_WHAT THE TASK REQUIRES_: Copy out lines with the word "JSON" from the material that follows.

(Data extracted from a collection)
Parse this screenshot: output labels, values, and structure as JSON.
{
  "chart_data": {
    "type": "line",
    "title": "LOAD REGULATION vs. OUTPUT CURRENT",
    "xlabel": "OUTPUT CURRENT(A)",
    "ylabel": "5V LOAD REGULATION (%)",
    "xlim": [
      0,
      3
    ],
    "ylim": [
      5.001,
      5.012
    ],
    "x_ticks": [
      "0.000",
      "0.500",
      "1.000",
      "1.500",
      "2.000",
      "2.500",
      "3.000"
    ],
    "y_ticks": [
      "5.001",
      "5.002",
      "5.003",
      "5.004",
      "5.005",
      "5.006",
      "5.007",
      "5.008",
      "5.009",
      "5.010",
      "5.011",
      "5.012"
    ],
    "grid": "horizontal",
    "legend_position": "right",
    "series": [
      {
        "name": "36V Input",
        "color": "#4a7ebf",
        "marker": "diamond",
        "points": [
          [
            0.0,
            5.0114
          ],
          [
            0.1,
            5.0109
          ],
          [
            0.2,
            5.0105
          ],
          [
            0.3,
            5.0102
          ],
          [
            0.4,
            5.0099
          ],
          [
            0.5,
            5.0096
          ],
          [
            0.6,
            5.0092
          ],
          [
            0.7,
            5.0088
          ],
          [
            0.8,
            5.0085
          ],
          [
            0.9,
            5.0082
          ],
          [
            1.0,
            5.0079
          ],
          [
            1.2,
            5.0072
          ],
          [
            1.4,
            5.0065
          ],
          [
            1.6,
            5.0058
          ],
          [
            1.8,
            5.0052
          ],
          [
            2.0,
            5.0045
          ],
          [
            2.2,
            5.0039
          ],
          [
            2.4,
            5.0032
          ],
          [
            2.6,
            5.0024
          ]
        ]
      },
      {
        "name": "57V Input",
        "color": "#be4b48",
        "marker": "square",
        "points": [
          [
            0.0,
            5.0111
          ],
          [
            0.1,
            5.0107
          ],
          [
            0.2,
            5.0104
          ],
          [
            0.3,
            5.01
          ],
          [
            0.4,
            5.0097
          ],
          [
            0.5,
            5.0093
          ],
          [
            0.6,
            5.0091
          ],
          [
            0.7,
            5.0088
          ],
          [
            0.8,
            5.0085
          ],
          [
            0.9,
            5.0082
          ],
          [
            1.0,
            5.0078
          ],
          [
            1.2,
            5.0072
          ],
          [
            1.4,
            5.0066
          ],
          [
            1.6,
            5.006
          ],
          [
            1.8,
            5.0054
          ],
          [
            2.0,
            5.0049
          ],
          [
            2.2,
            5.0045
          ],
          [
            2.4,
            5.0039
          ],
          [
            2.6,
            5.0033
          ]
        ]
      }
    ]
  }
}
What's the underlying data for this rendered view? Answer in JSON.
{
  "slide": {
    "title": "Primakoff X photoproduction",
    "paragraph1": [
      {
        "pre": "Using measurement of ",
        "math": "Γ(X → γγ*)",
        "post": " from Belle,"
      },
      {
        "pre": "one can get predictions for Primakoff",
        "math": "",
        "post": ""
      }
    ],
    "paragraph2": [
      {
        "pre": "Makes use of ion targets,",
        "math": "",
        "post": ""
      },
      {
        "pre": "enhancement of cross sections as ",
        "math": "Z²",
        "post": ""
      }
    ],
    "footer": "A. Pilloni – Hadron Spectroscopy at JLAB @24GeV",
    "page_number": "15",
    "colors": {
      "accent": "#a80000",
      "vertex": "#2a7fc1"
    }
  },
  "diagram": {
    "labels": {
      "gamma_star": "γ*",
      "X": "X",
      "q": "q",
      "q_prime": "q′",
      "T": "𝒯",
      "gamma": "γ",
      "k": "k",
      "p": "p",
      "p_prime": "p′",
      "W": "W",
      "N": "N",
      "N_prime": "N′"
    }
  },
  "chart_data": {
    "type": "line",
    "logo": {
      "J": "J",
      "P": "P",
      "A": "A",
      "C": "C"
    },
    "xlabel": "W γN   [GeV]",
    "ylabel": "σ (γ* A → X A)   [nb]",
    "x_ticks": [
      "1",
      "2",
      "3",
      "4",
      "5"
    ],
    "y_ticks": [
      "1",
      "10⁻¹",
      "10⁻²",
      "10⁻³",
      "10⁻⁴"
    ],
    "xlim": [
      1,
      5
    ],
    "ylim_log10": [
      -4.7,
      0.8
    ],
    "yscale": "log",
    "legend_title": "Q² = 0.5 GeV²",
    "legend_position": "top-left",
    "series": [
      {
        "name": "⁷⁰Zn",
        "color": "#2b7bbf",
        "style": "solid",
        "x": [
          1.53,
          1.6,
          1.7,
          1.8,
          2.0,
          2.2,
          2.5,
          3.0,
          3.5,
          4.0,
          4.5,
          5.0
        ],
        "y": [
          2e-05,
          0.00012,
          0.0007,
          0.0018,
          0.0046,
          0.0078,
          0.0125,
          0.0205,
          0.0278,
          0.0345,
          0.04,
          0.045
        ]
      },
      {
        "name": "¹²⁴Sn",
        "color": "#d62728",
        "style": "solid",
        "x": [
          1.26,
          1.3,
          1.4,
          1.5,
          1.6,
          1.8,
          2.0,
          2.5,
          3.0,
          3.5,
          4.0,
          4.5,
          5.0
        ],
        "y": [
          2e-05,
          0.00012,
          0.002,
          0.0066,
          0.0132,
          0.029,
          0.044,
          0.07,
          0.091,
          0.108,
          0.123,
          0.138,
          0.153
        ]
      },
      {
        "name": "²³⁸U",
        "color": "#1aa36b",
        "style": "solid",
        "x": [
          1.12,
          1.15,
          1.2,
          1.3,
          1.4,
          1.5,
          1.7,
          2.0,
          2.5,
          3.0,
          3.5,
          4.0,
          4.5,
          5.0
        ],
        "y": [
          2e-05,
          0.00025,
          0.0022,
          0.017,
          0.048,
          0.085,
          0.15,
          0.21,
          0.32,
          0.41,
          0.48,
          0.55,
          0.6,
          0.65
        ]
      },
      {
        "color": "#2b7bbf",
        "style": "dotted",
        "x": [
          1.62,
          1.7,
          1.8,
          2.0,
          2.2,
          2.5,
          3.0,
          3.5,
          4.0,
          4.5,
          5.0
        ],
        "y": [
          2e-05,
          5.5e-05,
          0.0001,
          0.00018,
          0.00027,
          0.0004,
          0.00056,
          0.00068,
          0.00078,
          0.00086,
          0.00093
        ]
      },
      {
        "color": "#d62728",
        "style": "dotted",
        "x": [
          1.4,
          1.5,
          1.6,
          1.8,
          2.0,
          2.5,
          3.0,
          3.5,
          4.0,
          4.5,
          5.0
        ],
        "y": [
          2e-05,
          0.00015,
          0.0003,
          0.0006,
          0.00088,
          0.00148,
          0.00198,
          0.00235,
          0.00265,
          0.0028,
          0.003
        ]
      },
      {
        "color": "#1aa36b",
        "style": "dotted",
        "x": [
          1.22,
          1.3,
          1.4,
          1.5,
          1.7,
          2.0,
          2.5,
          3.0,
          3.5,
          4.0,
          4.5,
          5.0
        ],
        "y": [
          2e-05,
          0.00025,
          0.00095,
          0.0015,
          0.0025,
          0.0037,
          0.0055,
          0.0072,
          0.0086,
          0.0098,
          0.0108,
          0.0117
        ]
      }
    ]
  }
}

_CORRECT RESPONSE_:
Parse this screenshot: output labels, values, and structure as JSON.
What's the underlying data for this rendered view? Answer in JSON.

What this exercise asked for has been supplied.